» WHAT IS ASKED
Using the data below, gather each line that includes the word "title".

» MATERIAL
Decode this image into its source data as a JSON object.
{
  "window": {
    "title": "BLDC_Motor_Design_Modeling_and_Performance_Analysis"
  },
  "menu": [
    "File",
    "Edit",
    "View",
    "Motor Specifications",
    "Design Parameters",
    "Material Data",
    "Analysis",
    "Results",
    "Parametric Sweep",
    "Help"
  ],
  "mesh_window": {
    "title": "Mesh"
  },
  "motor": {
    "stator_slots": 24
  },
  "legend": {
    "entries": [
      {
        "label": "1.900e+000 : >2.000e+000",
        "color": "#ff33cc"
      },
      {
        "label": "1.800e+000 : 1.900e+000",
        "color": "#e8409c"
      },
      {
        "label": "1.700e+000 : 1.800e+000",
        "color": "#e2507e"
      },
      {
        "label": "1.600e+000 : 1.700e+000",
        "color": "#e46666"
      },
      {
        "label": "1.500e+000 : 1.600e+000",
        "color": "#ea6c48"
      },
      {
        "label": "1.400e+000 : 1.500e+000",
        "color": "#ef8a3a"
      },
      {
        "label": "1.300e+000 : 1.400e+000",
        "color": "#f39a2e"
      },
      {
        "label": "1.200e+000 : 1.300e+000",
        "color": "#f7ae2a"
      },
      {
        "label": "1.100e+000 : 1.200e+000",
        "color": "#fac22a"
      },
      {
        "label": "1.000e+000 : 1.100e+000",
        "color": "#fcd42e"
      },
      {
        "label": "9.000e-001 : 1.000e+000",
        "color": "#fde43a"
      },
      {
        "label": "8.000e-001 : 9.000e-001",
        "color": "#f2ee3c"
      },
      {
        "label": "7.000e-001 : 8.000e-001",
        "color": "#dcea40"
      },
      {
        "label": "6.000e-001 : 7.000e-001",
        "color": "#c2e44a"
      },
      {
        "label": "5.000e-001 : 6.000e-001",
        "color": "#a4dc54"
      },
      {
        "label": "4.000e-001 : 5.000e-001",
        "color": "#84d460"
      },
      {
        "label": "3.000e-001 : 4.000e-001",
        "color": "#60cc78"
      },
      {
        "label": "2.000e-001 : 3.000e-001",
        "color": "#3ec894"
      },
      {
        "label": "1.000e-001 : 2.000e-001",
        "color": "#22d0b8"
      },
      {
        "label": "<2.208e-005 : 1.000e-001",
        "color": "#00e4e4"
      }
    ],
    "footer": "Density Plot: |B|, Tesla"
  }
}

» RESPONSE
    "title": "BLDC_Motor_Design_Modeling_and_Performance_Analysis"
    "title": "Mesh"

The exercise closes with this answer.